▶ Work required
What is the number of lines containing "page"? Give only that number.

▶ Supplied records

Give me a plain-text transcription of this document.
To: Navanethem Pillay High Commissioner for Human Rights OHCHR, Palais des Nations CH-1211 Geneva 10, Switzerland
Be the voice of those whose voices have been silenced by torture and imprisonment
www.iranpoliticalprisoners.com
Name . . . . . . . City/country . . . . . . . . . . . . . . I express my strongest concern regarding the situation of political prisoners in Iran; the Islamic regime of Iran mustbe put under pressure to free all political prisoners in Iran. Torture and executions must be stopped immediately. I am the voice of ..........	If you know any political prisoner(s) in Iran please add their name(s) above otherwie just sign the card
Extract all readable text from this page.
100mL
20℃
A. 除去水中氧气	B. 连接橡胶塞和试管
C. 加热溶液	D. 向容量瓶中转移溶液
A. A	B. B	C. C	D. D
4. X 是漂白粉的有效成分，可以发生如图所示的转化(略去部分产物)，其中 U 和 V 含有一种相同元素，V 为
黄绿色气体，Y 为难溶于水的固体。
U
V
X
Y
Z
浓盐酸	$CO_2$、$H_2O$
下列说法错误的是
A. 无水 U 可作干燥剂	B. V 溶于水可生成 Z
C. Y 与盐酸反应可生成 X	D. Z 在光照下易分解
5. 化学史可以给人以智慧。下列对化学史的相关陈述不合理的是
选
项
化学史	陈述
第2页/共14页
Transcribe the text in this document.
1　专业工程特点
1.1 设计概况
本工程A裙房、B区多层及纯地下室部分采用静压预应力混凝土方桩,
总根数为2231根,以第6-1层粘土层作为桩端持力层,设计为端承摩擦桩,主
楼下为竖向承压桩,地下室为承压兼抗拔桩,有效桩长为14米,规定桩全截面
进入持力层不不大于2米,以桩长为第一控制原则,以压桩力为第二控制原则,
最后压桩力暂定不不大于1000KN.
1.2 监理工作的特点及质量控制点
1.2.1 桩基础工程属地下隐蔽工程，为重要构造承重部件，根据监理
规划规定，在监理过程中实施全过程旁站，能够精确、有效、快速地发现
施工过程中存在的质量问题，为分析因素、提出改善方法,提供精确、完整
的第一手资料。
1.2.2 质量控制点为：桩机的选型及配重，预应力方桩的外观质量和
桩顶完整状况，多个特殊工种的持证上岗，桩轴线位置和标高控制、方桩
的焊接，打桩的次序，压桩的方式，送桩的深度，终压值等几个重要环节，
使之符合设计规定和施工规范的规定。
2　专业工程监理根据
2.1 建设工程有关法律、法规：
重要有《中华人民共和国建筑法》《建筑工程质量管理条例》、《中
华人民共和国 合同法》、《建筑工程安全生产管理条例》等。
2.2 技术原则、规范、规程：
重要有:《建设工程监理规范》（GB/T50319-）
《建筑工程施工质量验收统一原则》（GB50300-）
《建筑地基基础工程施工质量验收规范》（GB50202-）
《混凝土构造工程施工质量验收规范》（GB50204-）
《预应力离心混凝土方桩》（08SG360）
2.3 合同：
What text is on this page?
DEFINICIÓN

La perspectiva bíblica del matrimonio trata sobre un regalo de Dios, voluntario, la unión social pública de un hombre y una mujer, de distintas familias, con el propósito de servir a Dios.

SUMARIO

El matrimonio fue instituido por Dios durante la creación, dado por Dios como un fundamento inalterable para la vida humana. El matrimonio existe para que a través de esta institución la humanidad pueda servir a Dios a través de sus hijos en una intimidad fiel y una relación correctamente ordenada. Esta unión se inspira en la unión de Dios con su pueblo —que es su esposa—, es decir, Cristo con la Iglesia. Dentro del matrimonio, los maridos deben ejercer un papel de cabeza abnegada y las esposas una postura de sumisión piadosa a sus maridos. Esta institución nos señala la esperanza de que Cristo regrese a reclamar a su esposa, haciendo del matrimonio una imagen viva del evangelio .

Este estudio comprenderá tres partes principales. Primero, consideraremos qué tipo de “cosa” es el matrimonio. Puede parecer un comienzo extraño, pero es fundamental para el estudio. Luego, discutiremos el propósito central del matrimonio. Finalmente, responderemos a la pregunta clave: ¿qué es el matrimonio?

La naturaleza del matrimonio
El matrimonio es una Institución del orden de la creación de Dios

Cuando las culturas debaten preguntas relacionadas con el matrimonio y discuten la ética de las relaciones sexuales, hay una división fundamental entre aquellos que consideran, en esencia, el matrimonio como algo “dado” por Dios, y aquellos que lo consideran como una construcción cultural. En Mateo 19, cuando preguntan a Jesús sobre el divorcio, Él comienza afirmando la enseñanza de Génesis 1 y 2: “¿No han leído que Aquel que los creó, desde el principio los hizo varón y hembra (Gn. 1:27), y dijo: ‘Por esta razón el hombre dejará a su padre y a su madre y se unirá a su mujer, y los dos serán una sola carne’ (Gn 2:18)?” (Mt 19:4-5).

▶ Output for this task
2